### Set task:
Each entry below is to be printed verbatim.

(Dataset rows about figures)
* * *

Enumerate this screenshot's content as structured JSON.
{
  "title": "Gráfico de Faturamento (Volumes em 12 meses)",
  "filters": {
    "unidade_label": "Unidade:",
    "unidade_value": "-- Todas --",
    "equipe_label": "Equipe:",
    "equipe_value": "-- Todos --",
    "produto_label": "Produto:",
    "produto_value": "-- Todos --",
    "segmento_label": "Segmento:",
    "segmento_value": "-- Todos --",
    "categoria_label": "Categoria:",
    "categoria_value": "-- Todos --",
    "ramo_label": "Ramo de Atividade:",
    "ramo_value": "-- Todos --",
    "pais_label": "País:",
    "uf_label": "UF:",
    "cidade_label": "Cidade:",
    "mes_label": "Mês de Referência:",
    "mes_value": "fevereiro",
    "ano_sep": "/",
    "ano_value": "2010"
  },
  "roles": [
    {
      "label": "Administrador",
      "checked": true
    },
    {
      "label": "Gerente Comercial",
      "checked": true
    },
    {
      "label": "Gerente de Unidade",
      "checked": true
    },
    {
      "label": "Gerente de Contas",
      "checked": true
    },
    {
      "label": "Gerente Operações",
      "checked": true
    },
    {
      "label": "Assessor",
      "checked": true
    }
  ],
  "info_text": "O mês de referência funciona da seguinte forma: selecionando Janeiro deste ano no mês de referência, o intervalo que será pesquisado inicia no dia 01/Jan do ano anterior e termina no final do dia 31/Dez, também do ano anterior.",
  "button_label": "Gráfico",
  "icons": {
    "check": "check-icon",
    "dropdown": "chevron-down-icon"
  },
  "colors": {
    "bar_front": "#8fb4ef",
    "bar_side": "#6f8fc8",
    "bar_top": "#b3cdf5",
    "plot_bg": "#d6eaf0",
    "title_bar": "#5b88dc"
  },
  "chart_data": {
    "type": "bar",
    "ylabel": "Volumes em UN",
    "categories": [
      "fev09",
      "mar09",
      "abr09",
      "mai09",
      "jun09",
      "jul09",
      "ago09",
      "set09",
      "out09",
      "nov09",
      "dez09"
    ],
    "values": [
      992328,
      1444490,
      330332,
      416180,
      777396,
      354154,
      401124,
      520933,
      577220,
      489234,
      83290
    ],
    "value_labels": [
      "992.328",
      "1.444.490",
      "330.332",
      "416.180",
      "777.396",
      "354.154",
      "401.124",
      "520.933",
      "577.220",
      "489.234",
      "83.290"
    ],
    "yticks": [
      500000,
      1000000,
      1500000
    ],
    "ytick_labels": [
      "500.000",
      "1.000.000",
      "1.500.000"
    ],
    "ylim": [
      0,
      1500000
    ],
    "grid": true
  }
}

* * *

### Full answer:
Enumerate this screenshot's content as structured JSON.
{
  "title": "Gráfico de Faturamento (Volumes em 12 meses)",
  "filters": {
    "unidade_label": "Unidade:",
    "unidade_value": "-- Todas --",
    "equipe_label": "Equipe:",
    "equipe_value": "-- Todos --",
    "produto_label": "Produto:",
    "produto_value": "-- Todos --",
    "segmento_label": "Segmento:",
    "segmento_value": "-- Todos --",
    "categoria_label": "Categoria:",
    "categoria_value": "-- Todos --",
    "ramo_label": "Ramo de Atividade:",
    "ramo_value": "-- Todos --",
    "pais_label": "País:",
    "uf_label": "UF:",
    "cidade_label": "Cidade:",
    "mes_label": "Mês de Referência:",
    "mes_value": "fevereiro",
    "ano_sep": "/",
    "ano_value": "2010"
  },
  "roles": [
    {
      "label": "Administrador",
      "checked": true
    },
    {
      "label": "Gerente Comercial",
      "checked": true
    },
    {
      "label": "Gerente de Unidade",
      "checked": true
    },
    {
      "label": "Gerente de Contas",
      "checked": true
    },
    {
      "label": "Gerente Operações",
      "checked": true
    },
    {
      "label": "Assessor",
      "checked": true
    }
  ],
  "info_text": "O mês de referência funciona da seguinte forma: selecionando Janeiro deste ano no mês de referência, o intervalo que será pesquisado inicia no dia 01/Jan do ano anterior e termina no final do dia 31/Dez, também do ano anterior.",
  "button_label": "Gráfico",
  "icons": {
    "check": "check-icon",
    "dropdown": "chevron-down-icon"
  },
  "colors": {
    "bar_front": "#8fb4ef",
    "bar_side": "#6f8fc8",
    "bar_top": "#b3cdf5",
    "plot_bg": "#d6eaf0",
    "title_bar": "#5b88dc"
  },
  "chart_data": {
    "type": "bar",
    "ylabel": "Volumes em UN",
    "categories": [
      "fev09",
      "mar09",
      "abr09",
      "mai09",
      "jun09",
      "jul09",
      "ago09",
      "set09",
      "out09",
      "nov09",
      "dez09"
    ],
    "values": [
      992328,
      1444490,
      330332,
      416180,
      777396,
      354154,
      401124,
      520933,
      577220,
      489234,
      83290
    ],
    "value_labels": [
      "992.328",
      "1.444.490",
      "330.332",
      "416.180",
      "777.396",
      "354.154",
      "401.124",
      "520.933",
      "577.220",
      "489.234",
      "83.290"
    ],
    "yticks": [
      500000,
      1000000,
      1500000
    ],
    "ytick_labels": [
      "500.000",
      "1.000.000",
      "1.500.000"
    ],
    "ylim": [
      0,
      1500000
    ],
    "grid": true
  }
}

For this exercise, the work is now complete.